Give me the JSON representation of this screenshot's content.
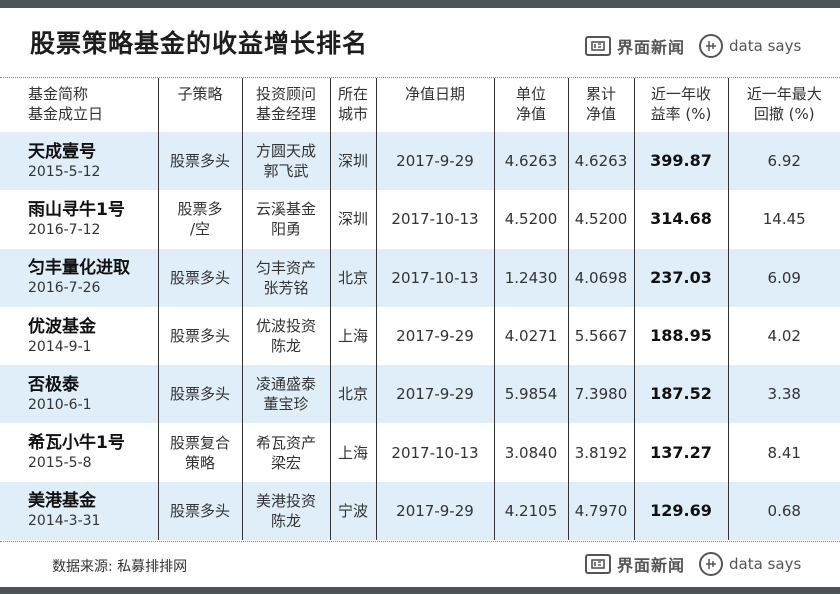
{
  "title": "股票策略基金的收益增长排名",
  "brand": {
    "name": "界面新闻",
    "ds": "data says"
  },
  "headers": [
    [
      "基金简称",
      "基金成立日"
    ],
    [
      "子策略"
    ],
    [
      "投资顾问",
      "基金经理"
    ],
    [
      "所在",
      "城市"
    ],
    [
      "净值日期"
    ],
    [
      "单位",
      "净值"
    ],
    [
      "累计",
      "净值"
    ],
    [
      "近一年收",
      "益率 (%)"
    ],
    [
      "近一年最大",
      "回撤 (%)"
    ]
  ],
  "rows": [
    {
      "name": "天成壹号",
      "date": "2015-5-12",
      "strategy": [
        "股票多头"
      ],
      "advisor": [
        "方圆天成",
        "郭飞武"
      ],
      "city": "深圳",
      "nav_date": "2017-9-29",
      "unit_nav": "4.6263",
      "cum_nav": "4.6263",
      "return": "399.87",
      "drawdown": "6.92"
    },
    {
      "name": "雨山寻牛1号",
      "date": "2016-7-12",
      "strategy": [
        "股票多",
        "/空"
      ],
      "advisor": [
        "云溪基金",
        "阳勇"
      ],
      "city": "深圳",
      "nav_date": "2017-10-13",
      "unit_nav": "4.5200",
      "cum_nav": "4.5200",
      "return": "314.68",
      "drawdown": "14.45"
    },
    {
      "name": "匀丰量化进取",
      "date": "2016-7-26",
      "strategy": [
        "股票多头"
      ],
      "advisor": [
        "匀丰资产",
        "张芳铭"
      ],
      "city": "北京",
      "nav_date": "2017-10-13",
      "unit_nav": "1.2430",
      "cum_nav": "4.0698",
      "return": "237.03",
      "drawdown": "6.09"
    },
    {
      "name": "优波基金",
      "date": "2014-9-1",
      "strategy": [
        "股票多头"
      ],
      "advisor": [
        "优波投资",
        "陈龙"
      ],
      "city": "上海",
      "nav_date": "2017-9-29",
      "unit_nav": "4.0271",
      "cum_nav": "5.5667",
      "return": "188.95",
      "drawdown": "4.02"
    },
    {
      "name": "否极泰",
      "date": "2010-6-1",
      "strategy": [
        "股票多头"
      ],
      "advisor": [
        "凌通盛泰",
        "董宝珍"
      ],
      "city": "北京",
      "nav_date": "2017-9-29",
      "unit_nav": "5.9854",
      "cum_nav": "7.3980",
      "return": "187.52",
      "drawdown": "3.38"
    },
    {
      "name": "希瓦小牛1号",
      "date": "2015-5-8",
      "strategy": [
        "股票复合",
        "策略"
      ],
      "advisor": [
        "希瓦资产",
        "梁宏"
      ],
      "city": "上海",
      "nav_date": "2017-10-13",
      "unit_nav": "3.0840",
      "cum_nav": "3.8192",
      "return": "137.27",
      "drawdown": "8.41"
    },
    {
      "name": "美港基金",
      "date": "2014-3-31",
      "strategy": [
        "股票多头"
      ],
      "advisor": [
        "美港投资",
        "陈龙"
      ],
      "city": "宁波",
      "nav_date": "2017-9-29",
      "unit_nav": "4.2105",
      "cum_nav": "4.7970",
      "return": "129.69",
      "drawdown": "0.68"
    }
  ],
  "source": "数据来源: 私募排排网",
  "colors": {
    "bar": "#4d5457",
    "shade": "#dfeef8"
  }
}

Your objective
Omit the pictures, then quote the rest of the material above exactly.

Final result
Give me the JSON representation of this screenshot's content.
{
  "title": "股票策略基金的收益增长排名",
  "brand": {
    "name": "界面新闻",
    "ds": "data says"
  },
  "headers": [
    [
      "基金简称",
      "基金成立日"
    ],
    [
      "子策略"
    ],
    [
      "投资顾问",
      "基金经理"
    ],
    [
      "所在",
      "城市"
    ],
    [
      "净值日期"
    ],
    [
      "单位",
      "净值"
    ],
    [
      "累计",
      "净值"
    ],
    [
      "近一年收",
      "益率 (%)"
    ],
    [
      "近一年最大",
      "回撤 (%)"
    ]
  ],
  "rows": [
    {
      "name": "天成壹号",
      "date": "2015-5-12",
      "strategy": [
        "股票多头"
      ],
      "advisor": [
        "方圆天成",
        "郭飞武"
      ],
      "city": "深圳",
      "nav_date": "2017-9-29",
      "unit_nav": "4.6263",
      "cum_nav": "4.6263",
      "return": "399.87",
      "drawdown": "6.92"
    },
    {
      "name": "雨山寻牛1号",
      "date": "2016-7-12",
      "strategy": [
        "股票多",
        "/空"
      ],
      "advisor": [
        "云溪基金",
        "阳勇"
      ],
      "city": "深圳",
      "nav_date": "2017-10-13",
      "unit_nav": "4.5200",
      "cum_nav": "4.5200",
      "return": "314.68",
      "drawdown": "14.45"
    },
    {
      "name": "匀丰量化进取",
      "date": "2016-7-26",
      "strategy": [
        "股票多头"
      ],
      "advisor": [
        "匀丰资产",
        "张芳铭"
      ],
      "city": "北京",
      "nav_date": "2017-10-13",
      "unit_nav": "1.2430",
      "cum_nav": "4.0698",
      "return": "237.03",
      "drawdown": "6.09"
    },
    {
      "name": "优波基金",
      "date": "2014-9-1",
      "strategy": [
        "股票多头"
      ],
      "advisor": [
        "优波投资",
        "陈龙"
      ],
      "city": "上海",
      "nav_date": "2017-9-29",
      "unit_nav": "4.0271",
      "cum_nav": "5.5667",
      "return": "188.95",
      "drawdown": "4.02"
    },
    {
      "name": "否极泰",
      "date": "2010-6-1",
      "strategy": [
        "股票多头"
      ],
      "advisor": [
        "凌通盛泰",
        "董宝珍"
      ],
      "city": "北京",
      "nav_date": "2017-9-29",
      "unit_nav": "5.9854",
      "cum_nav": "7.3980",
      "return": "187.52",
      "drawdown": "3.38"
    },
    {
      "name": "希瓦小牛1号",
      "date": "2015-5-8",
      "strategy": [
        "股票复合",
        "策略"
      ],
      "advisor": [
        "希瓦资产",
        "梁宏"
      ],
      "city": "上海",
      "nav_date": "2017-10-13",
      "unit_nav": "3.0840",
      "cum_nav": "3.8192",
      "return": "137.27",
      "drawdown": "8.41"
    },
    {
      "name": "美港基金",
      "date": "2014-3-31",
      "strategy": [
        "股票多头"
      ],
      "advisor": [
        "美港投资",
        "陈龙"
      ],
      "city": "宁波",
      "nav_date": "2017-9-29",
      "unit_nav": "4.2105",
      "cum_nav": "4.7970",
      "return": "129.69",
      "drawdown": "0.68"
    }
  ],
  "source": "数据来源: 私募排排网",
  "colors": {
    "bar": "#4d5457",
    "shade": "#dfeef8"
  }
}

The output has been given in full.